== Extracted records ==

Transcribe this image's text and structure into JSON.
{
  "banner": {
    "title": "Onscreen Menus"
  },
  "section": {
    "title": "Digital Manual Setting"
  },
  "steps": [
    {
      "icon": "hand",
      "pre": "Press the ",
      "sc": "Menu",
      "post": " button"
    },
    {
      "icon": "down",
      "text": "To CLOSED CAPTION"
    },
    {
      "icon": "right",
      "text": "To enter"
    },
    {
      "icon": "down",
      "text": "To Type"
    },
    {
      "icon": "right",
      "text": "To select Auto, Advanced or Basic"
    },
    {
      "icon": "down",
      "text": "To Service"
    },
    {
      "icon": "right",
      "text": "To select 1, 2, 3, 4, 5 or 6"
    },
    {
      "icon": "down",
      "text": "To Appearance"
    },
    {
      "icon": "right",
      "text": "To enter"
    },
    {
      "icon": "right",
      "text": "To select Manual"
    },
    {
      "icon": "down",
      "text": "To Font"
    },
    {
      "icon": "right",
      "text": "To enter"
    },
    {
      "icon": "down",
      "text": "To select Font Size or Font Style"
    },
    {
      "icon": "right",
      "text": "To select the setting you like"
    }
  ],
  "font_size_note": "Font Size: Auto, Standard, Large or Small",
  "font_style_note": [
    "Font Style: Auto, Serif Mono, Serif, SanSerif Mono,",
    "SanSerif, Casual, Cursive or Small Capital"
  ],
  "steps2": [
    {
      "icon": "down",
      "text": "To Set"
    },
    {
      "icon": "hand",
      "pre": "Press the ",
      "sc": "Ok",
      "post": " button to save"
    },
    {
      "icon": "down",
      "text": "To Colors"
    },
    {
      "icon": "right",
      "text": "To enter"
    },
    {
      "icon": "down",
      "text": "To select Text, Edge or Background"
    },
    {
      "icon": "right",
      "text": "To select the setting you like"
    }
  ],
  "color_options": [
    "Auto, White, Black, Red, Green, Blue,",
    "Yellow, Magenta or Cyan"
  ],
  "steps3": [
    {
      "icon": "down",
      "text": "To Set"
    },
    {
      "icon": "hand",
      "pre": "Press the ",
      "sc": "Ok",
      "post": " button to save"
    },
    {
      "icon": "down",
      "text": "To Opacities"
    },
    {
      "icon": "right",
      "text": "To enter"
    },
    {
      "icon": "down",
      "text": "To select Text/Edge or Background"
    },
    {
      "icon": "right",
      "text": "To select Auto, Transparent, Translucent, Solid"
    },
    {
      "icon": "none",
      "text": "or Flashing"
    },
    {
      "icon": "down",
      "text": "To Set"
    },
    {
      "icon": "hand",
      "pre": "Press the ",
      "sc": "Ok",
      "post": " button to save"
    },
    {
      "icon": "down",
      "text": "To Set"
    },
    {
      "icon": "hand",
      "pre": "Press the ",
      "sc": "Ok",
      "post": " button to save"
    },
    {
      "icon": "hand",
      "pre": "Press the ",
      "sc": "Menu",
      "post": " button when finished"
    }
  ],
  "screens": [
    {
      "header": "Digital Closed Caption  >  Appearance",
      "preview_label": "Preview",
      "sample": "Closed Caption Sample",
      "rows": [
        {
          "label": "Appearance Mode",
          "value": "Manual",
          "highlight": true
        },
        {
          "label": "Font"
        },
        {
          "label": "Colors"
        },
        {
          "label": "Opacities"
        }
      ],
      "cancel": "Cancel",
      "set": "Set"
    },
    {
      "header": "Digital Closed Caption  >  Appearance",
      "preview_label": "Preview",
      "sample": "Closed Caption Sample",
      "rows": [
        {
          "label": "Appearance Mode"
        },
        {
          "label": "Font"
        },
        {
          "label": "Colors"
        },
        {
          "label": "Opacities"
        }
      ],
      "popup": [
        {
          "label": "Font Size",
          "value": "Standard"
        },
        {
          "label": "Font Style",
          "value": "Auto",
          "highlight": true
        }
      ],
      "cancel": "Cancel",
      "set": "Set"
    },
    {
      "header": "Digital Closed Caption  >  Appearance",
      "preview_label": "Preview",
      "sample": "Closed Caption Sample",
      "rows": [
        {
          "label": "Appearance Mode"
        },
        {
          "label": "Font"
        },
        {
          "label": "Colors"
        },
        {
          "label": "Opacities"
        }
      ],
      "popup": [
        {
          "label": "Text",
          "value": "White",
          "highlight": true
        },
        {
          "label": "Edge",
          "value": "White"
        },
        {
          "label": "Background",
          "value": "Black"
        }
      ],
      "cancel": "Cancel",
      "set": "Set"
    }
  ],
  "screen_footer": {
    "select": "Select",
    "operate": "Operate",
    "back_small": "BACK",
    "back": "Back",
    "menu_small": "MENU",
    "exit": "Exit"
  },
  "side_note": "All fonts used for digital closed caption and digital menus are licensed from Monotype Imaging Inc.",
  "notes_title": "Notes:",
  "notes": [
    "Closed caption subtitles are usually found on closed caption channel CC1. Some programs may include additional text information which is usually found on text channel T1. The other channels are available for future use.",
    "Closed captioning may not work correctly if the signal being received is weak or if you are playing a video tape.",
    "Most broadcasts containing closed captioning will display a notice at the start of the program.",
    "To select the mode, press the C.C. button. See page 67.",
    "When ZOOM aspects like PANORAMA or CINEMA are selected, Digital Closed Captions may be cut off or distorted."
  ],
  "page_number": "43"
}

== Given exercise ==
Ascertain the number of lines in the entries that include the word "Background", and report only that number.

== Exercise response ==
3